» Requirements: Reproduce verbatim everything from the start of the records down to and including the line that contains "money-bag-icon (62, 210, 96, 246)".
━━ Data shown
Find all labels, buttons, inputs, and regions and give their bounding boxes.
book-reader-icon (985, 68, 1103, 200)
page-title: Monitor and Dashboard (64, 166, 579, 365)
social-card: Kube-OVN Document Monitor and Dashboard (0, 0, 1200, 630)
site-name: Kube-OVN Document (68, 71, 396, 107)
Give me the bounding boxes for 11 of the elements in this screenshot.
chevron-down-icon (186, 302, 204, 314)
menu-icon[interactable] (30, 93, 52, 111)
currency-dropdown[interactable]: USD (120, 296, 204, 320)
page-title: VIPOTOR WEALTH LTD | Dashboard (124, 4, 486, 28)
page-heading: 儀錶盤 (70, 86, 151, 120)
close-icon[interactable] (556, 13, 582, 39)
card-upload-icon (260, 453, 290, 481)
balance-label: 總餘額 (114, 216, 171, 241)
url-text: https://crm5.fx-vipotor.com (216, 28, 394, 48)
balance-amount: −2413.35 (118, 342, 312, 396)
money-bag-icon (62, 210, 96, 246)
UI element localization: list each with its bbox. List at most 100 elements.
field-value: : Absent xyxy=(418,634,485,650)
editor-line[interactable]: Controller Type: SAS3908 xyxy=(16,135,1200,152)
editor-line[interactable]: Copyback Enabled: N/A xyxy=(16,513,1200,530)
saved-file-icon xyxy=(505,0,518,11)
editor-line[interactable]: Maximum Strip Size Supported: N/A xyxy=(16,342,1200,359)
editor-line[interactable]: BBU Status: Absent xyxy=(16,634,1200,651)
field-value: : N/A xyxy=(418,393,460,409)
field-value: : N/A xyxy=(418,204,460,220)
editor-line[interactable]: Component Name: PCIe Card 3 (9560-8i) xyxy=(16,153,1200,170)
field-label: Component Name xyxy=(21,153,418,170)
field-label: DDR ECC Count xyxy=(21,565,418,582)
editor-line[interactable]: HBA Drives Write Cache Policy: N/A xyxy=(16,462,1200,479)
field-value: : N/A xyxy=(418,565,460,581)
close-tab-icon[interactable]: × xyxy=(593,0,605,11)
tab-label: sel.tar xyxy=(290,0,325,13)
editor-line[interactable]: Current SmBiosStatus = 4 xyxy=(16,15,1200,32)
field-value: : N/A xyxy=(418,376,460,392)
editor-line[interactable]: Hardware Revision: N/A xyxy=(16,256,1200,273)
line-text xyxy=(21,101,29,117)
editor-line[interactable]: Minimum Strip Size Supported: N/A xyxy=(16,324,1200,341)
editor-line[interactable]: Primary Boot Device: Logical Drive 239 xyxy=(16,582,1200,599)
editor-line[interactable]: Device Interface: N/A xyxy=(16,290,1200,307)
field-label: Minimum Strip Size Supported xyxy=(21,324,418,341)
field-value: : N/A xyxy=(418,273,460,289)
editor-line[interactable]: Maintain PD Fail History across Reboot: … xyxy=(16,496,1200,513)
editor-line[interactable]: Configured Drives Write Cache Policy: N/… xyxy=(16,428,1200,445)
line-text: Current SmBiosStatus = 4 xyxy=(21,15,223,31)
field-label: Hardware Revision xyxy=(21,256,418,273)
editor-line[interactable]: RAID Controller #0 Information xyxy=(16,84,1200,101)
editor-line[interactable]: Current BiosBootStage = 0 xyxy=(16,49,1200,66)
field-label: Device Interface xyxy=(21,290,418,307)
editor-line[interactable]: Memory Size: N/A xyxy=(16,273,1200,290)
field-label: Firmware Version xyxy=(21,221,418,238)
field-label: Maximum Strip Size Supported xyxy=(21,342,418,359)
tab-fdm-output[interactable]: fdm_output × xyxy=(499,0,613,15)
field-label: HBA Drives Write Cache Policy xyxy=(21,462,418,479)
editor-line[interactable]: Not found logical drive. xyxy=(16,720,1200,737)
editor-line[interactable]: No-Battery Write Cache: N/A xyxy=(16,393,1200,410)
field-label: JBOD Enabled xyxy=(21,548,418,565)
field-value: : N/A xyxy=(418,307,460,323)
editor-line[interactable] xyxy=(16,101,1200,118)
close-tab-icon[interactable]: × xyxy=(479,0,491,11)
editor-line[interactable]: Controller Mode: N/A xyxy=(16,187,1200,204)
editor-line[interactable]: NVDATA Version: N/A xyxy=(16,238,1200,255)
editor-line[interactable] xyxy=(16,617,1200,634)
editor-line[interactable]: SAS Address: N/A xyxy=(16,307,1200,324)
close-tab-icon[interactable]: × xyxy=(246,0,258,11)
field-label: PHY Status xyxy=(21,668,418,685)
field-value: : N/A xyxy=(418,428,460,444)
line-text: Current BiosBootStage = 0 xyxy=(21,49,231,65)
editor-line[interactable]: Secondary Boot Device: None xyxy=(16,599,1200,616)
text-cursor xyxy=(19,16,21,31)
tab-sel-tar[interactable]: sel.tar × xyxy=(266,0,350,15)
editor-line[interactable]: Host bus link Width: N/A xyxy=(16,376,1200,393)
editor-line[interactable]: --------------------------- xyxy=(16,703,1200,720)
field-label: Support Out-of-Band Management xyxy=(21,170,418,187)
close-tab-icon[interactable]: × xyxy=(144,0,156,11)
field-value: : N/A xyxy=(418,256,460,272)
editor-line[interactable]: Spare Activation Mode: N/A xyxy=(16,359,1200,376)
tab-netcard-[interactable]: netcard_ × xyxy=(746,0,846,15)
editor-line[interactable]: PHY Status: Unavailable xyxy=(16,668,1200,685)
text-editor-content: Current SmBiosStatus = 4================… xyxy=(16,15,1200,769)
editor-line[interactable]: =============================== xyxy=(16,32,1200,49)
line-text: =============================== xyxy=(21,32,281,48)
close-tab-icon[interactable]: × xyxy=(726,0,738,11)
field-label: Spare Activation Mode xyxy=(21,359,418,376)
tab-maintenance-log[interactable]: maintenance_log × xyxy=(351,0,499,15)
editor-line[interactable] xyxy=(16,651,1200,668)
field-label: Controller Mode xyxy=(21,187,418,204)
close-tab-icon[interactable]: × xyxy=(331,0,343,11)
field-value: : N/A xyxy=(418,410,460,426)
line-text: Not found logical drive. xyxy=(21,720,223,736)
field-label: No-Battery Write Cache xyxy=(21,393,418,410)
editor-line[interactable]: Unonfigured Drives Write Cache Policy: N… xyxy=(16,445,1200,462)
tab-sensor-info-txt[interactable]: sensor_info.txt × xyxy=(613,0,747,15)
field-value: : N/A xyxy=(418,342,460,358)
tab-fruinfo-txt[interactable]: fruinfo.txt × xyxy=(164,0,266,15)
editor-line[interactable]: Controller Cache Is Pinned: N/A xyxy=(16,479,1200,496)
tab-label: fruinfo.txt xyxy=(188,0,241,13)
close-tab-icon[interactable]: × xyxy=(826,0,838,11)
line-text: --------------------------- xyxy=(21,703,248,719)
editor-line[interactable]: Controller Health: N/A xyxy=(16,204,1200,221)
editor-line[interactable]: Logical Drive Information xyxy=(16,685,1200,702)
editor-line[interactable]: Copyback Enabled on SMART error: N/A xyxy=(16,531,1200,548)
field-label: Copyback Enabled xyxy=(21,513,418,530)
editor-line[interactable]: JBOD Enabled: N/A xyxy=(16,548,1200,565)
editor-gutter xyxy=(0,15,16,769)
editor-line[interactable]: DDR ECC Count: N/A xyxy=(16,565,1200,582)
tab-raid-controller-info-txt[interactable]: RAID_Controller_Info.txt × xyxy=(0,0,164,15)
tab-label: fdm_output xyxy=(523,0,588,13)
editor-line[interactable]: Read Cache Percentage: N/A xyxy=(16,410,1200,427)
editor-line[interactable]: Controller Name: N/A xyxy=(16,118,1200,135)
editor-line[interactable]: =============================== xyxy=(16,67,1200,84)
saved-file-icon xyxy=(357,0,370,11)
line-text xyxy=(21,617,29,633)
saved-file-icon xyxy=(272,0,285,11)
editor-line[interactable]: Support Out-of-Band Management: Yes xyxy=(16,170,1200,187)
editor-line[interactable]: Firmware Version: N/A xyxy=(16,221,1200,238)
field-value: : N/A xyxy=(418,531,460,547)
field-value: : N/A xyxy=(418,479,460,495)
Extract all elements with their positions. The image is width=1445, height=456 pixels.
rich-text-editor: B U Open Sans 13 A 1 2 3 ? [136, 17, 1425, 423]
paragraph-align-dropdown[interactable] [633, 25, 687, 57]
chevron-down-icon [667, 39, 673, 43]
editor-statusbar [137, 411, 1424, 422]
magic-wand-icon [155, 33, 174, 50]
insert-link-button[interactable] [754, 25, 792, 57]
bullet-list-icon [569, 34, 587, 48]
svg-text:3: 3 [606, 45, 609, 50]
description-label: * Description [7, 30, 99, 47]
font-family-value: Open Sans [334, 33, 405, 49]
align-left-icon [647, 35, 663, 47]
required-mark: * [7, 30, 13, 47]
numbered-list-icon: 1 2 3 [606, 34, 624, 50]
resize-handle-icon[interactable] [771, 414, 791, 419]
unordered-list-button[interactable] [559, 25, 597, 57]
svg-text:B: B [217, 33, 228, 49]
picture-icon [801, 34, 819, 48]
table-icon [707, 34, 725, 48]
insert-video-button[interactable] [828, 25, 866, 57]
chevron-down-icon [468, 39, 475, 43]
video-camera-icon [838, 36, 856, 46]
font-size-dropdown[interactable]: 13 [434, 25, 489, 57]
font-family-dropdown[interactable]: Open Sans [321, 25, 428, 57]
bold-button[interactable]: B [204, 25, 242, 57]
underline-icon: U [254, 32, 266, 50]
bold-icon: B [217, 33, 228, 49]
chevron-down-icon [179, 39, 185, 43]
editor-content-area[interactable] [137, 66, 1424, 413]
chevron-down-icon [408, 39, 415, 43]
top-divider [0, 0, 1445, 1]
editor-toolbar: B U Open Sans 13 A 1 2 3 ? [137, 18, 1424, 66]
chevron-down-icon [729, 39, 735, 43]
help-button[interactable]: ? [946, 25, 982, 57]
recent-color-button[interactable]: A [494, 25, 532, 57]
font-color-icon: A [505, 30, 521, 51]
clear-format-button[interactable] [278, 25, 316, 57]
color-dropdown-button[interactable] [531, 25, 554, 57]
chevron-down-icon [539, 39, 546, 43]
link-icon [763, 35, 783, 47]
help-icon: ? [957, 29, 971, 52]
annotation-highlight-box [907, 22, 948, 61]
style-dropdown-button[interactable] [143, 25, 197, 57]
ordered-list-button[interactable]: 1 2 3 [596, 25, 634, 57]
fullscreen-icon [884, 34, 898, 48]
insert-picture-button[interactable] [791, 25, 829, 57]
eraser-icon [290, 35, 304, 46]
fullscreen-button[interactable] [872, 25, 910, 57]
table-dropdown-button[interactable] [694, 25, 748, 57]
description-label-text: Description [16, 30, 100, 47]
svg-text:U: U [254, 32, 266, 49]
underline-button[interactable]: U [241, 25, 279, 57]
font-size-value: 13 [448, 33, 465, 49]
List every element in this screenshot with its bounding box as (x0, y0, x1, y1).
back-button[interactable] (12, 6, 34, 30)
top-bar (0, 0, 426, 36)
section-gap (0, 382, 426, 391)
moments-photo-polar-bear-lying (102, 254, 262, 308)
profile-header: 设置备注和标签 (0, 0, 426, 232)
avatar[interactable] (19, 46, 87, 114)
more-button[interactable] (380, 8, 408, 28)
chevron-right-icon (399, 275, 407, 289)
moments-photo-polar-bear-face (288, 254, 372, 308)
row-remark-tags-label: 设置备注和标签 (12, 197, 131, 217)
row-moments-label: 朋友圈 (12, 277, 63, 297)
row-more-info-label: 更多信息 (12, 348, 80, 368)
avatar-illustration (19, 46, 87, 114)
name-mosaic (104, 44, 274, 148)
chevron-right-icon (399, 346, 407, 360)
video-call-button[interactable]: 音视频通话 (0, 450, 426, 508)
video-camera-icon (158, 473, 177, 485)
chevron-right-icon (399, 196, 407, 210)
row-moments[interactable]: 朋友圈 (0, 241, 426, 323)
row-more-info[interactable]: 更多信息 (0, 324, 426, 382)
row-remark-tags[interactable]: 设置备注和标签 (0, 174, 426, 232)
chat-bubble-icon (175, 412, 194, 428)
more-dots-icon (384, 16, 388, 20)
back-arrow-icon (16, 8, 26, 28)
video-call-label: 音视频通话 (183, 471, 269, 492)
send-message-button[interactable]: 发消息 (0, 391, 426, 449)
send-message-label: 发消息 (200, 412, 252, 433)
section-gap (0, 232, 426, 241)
━━━━
» Result of the exercise:
Find all labels, buttons, inputs, and regions and give their bounding boxes.
book-reader-icon (985, 68, 1103, 200)
page-title: Monitor and Dashboard (64, 166, 579, 365)
social-card: Kube-OVN Document Monitor and Dashboard (0, 0, 1200, 630)
site-name: Kube-OVN Document (68, 71, 396, 107)
Give me the bounding boxes for 11 of the elements in this screenshot.
chevron-down-icon (186, 302, 204, 314)
menu-icon[interactable] (30, 93, 52, 111)
currency-dropdown[interactable]: USD (120, 296, 204, 320)
page-title: VIPOTOR WEALTH LTD | Dashboard (124, 4, 486, 28)
page-heading: 儀錶盤 (70, 86, 151, 120)
close-icon[interactable] (556, 13, 582, 39)
card-upload-icon (260, 453, 290, 481)
balance-label: 總餘額 (114, 216, 171, 241)
url-text: https://crm5.fx-vipotor.com (216, 28, 394, 48)
balance-amount: −2413.35 (118, 342, 312, 396)
money-bag-icon (62, 210, 96, 246)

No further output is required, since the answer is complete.